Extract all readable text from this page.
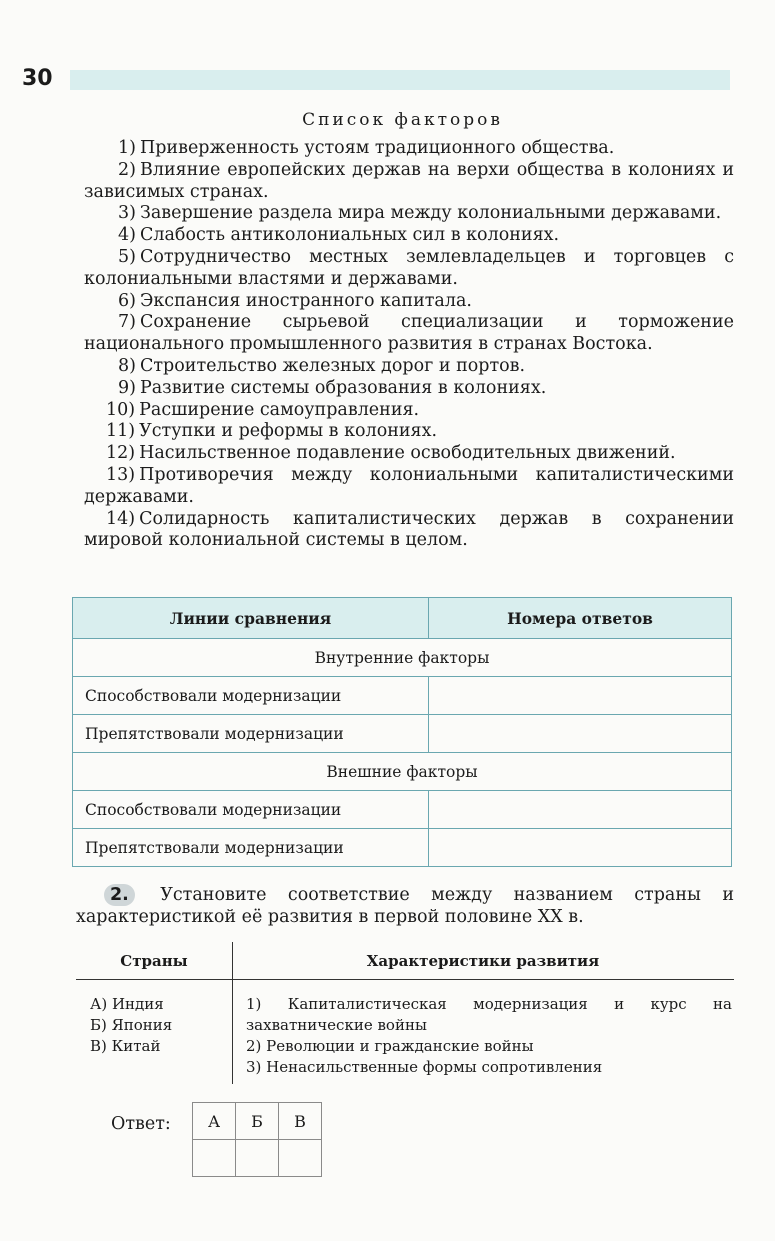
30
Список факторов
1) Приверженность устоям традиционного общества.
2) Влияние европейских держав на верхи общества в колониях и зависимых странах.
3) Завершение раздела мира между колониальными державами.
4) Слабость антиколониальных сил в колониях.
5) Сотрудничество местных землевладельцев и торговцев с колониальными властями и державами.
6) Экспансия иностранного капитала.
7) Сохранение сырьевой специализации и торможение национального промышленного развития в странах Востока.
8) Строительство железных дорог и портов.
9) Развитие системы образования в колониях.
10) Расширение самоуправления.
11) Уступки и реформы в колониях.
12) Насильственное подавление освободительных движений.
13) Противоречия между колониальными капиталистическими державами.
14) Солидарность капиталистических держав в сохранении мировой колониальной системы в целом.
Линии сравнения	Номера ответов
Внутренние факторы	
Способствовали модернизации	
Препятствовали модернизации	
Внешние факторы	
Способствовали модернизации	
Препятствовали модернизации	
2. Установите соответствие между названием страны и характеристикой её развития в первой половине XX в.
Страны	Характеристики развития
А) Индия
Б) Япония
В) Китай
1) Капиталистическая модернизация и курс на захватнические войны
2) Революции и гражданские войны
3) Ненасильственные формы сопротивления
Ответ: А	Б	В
********************
• _WORK TO DO_: The pictures should not be reproduced; quote all of the other material exactly.

• _TASK SOLUTION_:
Extract all readable text from this page.
30
Список факторов
1) Приверженность устоям традиционного общества.
2) Влияние европейских держав на верхи общества в колониях и зависимых странах.
3) Завершение раздела мира между колониальными державами.
4) Слабость антиколониальных сил в колониях.
5) Сотрудничество местных землевладельцев и торговцев с колониальными властями и державами.
6) Экспансия иностранного капитала.
7) Сохранение сырьевой специализации и торможение национального промышленного развития в странах Востока.
8) Строительство железных дорог и портов.
9) Развитие системы образования в колониях.
10) Расширение самоуправления.
11) Уступки и реформы в колониях.
12) Насильственное подавление освободительных движений.
13) Противоречия между колониальными капиталистическими державами.
14) Солидарность капиталистических держав в сохранении мировой колониальной системы в целом.
Линии сравнения	Номера ответов
Внутренние факторы	
Способствовали модернизации	
Препятствовали модернизации	
Внешние факторы	
Способствовали модернизации	
Препятствовали модернизации	
2. Установите соответствие между названием страны и характеристикой её развития в первой половине XX в.
Страны	Характеристики развития
А) Индия
Б) Япония
В) Китай
1) Капиталистическая модернизация и курс на захватнические войны
2) Революции и гражданские войны
3) Ненасильственные формы сопротивления
Ответ: А	Б	В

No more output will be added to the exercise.